**Task description:** Pull out every line in the data that has the string "Оборудование" in it.

**Dataset excerpts:**
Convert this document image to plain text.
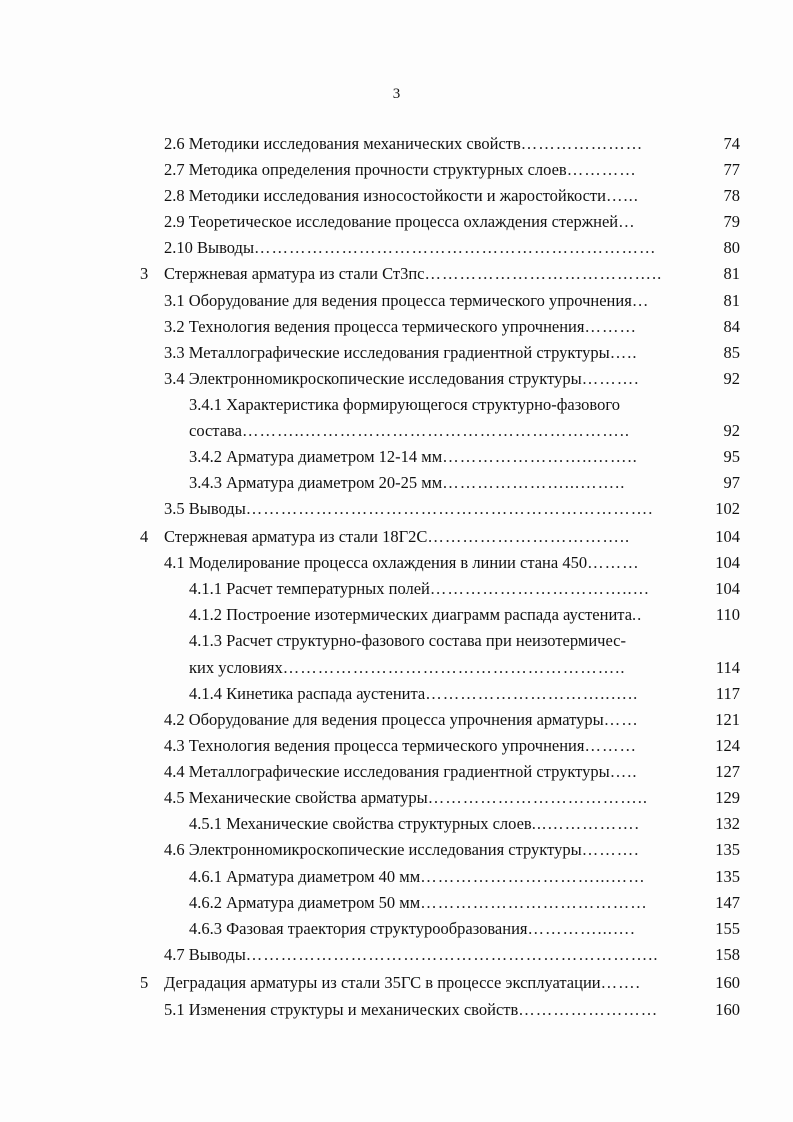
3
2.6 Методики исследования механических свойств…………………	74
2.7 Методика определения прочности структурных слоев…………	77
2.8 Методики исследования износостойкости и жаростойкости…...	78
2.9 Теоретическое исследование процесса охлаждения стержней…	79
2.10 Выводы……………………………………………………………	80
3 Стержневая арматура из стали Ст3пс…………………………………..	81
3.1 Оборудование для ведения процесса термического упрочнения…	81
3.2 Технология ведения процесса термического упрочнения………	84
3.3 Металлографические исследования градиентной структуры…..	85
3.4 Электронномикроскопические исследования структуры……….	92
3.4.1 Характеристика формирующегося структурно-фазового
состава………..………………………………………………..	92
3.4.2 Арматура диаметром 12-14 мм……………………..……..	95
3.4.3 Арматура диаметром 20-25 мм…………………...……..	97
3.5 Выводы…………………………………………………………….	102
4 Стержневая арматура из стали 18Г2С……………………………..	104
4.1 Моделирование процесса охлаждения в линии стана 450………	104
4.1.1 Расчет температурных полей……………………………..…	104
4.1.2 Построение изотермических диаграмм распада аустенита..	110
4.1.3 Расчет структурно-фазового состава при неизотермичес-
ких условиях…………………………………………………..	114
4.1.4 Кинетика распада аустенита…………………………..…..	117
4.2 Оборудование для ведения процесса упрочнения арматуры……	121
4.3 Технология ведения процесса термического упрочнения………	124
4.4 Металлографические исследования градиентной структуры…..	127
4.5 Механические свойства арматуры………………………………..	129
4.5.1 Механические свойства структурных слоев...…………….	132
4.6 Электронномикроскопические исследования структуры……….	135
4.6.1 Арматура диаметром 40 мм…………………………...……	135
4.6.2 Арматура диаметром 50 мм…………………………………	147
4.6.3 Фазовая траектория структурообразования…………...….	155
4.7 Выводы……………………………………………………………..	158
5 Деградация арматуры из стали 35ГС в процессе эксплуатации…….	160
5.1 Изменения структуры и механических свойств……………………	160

...

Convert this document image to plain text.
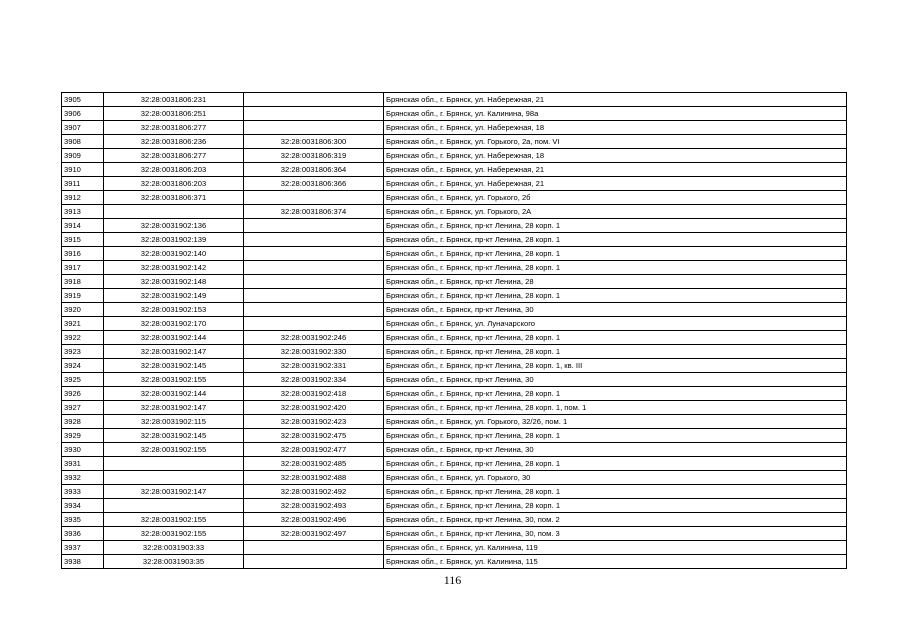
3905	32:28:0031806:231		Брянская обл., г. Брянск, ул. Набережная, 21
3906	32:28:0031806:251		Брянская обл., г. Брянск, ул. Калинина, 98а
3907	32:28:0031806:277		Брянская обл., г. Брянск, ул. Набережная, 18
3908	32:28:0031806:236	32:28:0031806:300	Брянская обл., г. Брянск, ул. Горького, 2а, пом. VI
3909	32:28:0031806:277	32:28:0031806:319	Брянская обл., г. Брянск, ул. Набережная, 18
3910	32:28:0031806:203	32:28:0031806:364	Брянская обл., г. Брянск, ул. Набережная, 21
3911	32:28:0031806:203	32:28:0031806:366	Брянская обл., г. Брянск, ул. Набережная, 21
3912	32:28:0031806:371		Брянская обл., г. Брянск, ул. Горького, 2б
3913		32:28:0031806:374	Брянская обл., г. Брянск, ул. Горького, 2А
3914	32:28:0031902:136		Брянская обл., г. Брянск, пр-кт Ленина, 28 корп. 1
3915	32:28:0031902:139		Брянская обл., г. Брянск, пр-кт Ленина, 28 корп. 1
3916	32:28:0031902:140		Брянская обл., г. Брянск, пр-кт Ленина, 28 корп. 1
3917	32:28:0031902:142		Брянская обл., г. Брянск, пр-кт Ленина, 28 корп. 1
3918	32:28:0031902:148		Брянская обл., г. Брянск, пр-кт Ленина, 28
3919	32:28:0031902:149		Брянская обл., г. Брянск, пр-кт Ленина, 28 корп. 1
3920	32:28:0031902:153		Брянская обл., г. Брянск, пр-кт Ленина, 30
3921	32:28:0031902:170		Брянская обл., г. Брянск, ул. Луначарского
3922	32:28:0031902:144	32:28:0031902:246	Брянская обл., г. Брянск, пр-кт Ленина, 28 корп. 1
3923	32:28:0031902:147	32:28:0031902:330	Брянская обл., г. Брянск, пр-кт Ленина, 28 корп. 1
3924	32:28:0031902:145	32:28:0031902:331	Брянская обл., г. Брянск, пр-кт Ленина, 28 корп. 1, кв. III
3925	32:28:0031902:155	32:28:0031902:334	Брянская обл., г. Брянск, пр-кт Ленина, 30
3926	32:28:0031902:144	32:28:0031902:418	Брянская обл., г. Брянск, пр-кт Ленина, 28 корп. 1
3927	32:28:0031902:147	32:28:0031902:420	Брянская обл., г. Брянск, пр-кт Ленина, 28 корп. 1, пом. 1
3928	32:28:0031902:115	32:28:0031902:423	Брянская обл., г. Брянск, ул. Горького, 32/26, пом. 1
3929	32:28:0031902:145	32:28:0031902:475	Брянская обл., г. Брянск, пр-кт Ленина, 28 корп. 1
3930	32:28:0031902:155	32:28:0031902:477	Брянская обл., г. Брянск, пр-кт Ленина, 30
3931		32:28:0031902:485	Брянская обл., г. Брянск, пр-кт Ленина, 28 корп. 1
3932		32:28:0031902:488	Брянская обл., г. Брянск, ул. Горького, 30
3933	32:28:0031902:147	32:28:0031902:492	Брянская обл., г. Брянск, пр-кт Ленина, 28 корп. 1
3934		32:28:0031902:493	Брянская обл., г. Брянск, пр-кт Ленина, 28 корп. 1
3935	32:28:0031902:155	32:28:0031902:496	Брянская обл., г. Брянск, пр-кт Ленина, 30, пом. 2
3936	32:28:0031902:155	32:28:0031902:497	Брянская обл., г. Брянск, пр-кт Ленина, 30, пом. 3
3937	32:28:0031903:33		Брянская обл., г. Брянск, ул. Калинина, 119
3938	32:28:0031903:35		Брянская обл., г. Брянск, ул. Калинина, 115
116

**Exercise response:**
3.1 Оборудование для ведения процесса термического упрочнения…	81
4.2 Оборудование для ведения процесса упрочнения арматуры……	121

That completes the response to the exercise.